-- Start of Listed records --

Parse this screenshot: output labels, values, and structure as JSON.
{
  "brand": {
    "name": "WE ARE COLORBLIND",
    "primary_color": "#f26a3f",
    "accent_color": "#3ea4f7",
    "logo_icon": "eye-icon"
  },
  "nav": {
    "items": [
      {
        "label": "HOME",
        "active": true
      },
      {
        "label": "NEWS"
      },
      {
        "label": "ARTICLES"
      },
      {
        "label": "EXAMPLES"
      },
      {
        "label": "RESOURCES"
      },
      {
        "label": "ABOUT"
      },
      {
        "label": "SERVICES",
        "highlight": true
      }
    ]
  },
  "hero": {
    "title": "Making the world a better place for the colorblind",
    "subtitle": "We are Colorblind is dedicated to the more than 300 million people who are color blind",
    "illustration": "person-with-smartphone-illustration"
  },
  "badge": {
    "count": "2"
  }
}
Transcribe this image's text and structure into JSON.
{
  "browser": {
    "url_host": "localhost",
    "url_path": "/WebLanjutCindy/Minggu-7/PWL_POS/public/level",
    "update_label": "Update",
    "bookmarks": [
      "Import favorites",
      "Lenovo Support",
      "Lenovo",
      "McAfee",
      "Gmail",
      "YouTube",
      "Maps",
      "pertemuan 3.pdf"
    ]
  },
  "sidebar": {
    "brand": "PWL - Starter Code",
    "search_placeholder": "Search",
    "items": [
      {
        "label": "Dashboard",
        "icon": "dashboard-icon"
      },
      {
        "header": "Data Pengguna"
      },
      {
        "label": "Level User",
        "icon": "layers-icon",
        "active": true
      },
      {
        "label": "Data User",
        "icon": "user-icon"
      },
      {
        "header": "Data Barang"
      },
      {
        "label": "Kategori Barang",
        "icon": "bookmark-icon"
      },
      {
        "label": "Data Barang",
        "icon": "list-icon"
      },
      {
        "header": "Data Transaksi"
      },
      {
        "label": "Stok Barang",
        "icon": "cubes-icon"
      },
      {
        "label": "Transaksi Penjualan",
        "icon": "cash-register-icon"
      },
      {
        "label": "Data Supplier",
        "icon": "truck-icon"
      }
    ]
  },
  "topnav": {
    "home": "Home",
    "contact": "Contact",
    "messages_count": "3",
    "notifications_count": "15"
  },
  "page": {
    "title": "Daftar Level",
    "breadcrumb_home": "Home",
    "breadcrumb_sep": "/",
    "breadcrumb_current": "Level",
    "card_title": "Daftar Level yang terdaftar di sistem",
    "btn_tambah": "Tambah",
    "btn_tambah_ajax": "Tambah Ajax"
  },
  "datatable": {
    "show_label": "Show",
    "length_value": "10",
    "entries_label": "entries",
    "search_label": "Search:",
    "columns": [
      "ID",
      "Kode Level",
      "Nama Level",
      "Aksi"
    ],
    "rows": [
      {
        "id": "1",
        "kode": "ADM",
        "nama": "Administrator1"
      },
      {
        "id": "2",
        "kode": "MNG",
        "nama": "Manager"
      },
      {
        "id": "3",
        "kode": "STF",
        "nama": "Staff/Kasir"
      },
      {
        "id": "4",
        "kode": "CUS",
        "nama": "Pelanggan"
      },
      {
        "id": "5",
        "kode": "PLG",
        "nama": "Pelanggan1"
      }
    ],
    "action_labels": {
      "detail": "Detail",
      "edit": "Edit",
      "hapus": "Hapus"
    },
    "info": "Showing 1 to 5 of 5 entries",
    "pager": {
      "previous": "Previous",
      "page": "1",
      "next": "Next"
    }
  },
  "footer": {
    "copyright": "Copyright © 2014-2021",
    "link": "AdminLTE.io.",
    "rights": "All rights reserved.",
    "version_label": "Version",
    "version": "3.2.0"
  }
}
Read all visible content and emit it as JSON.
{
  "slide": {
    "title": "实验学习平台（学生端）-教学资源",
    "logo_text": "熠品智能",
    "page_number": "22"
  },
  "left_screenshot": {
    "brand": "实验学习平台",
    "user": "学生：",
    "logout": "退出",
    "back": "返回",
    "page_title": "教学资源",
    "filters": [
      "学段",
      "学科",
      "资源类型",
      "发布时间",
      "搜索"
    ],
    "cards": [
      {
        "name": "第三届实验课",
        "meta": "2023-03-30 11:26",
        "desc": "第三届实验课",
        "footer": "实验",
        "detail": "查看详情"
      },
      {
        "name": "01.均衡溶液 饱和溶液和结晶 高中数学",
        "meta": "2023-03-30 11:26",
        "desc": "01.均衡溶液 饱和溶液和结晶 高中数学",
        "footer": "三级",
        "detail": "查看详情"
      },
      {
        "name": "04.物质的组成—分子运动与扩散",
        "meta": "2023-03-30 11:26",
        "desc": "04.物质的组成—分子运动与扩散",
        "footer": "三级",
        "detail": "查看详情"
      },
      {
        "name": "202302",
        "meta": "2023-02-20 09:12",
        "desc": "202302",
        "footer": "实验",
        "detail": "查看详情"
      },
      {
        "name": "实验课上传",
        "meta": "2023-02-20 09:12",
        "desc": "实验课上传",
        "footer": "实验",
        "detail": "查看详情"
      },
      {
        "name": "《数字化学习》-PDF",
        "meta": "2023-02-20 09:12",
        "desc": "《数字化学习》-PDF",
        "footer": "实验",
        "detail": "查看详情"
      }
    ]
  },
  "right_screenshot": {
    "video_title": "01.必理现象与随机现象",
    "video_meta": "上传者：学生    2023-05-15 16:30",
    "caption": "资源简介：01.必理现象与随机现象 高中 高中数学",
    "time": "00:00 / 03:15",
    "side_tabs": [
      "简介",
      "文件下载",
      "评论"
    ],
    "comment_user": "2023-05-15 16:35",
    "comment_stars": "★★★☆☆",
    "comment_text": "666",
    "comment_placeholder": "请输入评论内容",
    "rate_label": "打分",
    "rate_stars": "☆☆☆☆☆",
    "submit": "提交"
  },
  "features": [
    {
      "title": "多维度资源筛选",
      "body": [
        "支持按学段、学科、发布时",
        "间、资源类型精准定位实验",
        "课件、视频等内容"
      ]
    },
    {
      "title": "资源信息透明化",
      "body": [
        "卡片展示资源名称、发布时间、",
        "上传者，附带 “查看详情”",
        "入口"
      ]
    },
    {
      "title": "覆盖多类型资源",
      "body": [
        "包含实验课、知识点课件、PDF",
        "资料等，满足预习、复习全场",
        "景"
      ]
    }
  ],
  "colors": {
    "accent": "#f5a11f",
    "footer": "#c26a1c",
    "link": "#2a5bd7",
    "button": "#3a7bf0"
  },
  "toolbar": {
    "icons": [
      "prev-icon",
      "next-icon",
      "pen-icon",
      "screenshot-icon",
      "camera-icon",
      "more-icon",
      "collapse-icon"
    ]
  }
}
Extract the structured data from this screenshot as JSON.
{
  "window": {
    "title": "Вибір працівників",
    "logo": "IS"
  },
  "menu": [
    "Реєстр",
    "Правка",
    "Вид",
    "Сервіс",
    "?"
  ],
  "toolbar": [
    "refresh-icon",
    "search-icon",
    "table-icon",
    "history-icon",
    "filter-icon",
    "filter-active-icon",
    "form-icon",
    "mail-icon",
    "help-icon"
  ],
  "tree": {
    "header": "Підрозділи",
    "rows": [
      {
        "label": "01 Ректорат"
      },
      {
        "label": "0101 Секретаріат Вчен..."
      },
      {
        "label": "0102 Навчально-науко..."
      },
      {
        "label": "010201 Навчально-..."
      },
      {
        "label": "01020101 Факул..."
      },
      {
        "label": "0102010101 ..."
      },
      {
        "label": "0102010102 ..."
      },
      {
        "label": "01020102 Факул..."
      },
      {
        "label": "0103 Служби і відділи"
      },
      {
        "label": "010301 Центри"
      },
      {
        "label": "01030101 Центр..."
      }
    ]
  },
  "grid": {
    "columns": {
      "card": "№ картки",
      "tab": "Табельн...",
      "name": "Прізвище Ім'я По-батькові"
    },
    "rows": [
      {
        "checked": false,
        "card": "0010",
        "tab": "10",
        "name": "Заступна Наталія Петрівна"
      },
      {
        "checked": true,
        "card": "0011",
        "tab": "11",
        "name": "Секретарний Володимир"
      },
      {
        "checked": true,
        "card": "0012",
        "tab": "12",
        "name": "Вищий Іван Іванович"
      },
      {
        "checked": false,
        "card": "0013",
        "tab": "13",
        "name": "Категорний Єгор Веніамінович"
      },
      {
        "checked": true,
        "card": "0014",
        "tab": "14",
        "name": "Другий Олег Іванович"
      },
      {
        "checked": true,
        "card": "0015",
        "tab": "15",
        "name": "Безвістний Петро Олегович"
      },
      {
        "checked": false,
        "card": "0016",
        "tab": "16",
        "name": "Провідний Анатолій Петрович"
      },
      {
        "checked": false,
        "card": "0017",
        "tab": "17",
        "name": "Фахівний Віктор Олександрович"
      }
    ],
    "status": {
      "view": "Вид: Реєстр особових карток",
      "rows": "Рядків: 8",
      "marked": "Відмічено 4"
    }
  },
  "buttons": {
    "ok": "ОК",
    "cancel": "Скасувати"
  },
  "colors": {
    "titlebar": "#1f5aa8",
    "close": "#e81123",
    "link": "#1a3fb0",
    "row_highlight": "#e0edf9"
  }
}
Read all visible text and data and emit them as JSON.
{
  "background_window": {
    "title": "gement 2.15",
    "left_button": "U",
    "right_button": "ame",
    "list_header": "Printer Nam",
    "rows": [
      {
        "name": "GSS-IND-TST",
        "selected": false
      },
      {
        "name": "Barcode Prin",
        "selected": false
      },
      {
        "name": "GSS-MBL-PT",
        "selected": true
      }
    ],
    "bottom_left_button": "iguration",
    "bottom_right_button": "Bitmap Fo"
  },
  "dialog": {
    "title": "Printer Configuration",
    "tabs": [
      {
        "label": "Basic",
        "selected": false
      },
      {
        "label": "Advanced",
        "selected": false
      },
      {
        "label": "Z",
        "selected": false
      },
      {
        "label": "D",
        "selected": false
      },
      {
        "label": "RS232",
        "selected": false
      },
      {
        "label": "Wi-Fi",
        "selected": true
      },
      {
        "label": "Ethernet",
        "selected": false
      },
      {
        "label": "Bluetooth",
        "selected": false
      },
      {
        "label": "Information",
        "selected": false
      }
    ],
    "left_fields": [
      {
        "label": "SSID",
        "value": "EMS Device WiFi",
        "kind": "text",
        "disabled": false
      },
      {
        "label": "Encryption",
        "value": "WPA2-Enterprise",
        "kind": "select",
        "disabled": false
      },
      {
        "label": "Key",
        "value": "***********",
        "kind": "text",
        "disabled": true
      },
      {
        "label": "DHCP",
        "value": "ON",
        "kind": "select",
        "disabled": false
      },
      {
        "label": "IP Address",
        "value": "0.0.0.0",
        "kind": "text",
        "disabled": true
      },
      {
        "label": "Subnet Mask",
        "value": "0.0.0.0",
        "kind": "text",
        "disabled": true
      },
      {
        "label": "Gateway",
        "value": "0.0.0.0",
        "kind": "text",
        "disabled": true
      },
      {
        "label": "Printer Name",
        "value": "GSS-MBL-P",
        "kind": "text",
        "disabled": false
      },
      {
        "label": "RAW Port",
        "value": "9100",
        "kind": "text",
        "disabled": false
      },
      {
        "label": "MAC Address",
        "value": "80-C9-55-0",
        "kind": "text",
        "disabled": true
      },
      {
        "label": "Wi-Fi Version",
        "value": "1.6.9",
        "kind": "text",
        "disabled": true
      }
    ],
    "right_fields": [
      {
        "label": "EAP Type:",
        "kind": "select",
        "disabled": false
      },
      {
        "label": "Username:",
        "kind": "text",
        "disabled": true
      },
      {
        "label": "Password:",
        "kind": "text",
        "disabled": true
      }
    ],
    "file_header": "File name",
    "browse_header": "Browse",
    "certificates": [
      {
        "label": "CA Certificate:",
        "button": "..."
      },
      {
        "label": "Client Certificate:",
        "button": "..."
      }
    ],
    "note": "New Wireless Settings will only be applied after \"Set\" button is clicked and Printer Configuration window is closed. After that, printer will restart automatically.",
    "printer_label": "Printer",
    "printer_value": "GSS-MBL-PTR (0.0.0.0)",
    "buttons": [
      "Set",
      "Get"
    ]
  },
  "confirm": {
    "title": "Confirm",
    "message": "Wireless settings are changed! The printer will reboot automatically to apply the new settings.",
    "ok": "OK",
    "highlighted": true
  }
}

-- End of Listed records --

### Exercise description
Using the data above, copy each line that contains "this".

### Problem solution
Parse this screenshot: output labels, values, and structure as JSON.
Transcribe this image's text and structure into JSON.
Extract the structured data from this screenshot as JSON.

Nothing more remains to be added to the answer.